##### MATERIAL PROVIDED

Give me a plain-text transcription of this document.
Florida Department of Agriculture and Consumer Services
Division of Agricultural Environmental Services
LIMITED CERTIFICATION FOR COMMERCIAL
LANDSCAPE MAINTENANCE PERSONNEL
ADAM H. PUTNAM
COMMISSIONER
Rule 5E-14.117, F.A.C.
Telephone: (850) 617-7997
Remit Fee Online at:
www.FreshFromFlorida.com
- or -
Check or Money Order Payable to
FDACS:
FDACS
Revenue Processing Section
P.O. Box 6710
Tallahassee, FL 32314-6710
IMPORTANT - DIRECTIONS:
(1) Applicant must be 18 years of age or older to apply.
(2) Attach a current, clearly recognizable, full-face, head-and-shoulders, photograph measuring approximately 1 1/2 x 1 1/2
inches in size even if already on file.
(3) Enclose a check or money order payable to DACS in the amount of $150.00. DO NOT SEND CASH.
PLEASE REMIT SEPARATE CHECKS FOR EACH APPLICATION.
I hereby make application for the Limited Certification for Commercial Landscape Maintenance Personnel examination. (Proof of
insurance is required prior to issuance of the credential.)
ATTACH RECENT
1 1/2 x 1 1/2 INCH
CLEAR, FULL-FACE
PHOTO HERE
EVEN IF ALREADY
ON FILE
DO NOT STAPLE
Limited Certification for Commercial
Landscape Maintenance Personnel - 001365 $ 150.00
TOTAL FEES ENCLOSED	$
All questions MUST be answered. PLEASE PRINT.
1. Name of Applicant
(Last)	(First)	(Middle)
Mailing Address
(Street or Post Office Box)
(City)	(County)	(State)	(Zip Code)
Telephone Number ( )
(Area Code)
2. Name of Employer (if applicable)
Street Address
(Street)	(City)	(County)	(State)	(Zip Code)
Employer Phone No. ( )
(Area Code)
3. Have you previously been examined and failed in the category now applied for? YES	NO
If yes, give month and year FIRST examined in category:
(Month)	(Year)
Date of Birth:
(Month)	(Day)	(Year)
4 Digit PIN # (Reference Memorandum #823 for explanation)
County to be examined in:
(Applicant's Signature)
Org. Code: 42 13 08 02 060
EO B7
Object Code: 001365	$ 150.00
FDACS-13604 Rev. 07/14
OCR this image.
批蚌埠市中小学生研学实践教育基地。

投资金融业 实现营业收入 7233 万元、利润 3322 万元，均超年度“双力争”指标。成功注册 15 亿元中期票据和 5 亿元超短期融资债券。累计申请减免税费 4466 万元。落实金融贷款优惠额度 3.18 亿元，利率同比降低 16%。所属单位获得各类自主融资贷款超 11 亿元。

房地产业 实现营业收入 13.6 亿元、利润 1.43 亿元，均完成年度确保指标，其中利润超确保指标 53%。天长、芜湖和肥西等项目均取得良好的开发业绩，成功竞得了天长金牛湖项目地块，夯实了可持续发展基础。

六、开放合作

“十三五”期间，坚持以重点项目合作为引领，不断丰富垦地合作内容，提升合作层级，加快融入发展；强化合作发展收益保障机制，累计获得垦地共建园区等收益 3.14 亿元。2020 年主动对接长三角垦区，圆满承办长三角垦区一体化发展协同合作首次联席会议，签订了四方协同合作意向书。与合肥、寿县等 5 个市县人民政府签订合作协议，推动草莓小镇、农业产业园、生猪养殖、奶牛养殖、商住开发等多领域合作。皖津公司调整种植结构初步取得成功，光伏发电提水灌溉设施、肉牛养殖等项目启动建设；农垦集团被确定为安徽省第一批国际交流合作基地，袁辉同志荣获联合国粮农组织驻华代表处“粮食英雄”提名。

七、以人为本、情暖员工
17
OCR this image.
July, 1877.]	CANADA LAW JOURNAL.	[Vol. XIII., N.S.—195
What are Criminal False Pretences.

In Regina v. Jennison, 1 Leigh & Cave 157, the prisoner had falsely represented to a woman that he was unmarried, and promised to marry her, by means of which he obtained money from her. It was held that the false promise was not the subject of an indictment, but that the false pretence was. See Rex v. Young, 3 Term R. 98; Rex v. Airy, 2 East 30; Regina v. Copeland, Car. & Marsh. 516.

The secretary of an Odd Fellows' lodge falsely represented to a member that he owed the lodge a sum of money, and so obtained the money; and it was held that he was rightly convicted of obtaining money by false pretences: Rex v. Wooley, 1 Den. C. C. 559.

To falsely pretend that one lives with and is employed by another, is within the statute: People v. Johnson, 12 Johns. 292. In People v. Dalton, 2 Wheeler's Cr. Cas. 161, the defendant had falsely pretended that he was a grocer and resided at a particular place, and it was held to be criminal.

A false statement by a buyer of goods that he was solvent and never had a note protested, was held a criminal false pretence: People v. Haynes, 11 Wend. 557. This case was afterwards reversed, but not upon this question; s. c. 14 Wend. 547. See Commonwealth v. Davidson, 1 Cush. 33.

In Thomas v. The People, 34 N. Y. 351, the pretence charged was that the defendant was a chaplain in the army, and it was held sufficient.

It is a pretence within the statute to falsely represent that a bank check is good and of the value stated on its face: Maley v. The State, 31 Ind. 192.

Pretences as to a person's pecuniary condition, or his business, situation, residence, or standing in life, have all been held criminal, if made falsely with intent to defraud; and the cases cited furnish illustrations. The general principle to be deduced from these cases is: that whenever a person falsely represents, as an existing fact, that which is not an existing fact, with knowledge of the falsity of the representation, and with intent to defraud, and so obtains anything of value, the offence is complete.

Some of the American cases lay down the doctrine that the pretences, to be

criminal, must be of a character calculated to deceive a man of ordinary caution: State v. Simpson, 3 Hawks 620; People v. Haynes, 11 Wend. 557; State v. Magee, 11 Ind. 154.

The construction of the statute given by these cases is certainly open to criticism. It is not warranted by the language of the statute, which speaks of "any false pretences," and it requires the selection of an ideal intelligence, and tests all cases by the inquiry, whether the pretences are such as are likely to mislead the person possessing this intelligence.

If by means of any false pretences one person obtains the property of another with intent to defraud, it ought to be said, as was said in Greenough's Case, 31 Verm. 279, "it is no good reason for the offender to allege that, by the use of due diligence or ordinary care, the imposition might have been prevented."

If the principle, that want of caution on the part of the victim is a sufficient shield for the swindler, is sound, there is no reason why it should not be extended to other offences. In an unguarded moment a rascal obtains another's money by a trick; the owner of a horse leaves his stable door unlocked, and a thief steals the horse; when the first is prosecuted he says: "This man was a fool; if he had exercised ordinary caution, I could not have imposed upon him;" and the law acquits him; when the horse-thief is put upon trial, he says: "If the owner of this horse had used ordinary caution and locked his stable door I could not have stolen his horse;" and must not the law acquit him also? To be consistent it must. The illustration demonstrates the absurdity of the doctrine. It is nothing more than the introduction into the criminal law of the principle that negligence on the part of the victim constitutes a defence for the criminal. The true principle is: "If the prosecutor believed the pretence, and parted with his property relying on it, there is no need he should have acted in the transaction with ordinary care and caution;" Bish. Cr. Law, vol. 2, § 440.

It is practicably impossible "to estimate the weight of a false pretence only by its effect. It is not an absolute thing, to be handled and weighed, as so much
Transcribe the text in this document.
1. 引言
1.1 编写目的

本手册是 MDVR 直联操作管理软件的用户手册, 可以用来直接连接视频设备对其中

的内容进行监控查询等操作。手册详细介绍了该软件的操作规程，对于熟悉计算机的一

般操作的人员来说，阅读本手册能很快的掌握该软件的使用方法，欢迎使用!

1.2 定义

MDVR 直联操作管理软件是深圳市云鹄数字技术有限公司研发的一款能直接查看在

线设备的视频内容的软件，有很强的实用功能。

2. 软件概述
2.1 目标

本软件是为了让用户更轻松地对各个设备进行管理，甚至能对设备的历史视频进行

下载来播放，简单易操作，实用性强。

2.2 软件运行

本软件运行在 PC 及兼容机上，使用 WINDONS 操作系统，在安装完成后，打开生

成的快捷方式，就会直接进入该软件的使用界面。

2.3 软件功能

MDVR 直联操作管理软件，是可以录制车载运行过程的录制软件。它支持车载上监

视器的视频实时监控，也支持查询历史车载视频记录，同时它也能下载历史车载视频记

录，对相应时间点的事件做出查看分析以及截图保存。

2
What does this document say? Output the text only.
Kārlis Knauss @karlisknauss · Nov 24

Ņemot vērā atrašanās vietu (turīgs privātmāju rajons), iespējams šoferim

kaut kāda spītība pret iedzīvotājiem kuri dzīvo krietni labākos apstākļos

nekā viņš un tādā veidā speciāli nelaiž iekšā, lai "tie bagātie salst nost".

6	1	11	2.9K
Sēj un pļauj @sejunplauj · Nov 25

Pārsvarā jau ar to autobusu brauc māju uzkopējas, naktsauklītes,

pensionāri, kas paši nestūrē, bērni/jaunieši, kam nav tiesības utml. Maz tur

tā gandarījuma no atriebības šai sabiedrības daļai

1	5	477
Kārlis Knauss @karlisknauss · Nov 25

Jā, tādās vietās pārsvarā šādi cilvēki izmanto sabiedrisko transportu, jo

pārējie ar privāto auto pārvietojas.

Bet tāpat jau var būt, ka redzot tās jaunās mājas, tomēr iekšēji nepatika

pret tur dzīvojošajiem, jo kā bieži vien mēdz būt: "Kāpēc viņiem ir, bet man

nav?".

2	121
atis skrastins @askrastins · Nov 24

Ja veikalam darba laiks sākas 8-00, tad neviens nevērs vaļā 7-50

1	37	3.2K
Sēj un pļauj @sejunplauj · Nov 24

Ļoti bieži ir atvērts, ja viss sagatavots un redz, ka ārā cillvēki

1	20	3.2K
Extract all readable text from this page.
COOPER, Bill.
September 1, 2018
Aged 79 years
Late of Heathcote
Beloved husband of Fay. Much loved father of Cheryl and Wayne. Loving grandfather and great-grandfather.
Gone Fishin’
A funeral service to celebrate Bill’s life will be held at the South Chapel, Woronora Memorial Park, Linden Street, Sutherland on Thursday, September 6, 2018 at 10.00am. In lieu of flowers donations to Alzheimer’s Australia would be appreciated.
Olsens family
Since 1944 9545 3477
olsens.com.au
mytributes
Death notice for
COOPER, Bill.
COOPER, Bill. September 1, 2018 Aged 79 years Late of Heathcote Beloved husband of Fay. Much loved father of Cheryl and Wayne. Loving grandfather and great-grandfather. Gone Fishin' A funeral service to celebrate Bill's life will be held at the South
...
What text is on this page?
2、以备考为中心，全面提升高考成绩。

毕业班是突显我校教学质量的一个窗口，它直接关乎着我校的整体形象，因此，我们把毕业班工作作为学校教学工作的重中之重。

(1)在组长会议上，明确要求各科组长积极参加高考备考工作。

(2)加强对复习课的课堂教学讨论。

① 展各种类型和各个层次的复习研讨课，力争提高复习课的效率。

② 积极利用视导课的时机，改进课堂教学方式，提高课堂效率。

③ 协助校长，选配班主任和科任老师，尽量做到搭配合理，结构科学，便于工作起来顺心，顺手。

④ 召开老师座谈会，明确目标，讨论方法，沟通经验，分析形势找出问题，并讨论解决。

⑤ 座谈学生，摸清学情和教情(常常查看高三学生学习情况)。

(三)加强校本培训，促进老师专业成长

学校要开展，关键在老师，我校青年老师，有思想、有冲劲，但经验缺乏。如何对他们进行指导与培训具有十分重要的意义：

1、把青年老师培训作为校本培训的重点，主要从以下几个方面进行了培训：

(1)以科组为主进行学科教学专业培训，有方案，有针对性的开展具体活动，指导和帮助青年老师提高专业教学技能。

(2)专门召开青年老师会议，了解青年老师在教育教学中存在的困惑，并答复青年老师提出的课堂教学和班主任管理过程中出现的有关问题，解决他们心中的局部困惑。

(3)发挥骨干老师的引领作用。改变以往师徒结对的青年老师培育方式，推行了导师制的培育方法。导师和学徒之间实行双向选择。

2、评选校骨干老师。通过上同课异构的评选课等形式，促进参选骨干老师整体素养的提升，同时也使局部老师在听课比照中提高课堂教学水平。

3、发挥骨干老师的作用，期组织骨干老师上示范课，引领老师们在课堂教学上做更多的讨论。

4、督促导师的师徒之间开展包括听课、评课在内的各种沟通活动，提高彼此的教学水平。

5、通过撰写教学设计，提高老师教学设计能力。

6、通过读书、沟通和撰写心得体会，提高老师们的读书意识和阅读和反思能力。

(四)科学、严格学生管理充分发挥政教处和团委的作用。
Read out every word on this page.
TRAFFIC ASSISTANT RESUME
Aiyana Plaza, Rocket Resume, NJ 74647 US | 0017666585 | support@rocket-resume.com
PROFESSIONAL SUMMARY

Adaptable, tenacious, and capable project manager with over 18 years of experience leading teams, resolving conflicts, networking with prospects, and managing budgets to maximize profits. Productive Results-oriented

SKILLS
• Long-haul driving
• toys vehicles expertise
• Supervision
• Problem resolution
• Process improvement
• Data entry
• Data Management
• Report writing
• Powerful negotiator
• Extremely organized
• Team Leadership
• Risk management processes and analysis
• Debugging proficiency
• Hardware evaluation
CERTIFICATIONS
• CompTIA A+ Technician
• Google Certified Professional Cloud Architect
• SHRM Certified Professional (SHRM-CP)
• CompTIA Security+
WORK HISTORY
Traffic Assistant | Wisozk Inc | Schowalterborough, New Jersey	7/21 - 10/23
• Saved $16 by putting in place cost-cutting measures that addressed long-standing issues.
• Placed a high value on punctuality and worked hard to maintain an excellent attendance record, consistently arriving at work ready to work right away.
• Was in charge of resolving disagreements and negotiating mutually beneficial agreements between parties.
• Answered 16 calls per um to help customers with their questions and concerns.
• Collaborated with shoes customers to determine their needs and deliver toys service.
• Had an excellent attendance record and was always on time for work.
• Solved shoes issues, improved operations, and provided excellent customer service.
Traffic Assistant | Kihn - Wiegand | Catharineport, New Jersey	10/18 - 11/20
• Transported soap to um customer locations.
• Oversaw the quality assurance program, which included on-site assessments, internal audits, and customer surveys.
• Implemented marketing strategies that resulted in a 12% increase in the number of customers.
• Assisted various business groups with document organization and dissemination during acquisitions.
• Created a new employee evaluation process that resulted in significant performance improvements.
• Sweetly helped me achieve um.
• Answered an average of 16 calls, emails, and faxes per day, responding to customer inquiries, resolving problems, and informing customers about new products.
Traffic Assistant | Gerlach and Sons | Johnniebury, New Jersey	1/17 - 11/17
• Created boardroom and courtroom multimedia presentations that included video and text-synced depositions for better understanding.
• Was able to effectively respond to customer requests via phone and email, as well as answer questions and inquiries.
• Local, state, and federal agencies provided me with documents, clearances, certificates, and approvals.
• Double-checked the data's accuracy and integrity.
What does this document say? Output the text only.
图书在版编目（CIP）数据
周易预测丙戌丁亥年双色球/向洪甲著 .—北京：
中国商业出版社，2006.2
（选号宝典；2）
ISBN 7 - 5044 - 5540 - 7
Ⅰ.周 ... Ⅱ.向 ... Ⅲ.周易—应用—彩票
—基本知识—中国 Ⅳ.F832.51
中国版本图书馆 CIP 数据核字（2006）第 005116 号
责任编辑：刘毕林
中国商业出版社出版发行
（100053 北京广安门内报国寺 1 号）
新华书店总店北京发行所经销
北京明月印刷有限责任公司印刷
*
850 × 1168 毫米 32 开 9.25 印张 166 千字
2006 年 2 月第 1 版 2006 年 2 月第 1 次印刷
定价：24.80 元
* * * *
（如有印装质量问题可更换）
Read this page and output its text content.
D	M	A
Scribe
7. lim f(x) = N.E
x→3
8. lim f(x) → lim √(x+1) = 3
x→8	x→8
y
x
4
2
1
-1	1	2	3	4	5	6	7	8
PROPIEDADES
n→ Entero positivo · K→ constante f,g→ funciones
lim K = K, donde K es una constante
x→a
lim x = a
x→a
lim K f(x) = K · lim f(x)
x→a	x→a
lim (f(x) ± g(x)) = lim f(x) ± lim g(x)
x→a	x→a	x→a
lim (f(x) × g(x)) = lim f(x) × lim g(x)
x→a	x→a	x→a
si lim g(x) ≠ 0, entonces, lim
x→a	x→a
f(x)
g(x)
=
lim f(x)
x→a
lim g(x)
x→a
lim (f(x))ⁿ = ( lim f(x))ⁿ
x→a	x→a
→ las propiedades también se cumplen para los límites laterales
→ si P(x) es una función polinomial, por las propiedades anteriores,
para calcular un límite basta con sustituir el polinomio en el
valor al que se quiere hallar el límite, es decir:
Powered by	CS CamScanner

##########

PROMPT
Report how many lines hold the string "Gone", giving the number and nothing else.

ANSWER TO THE PROBLEM
2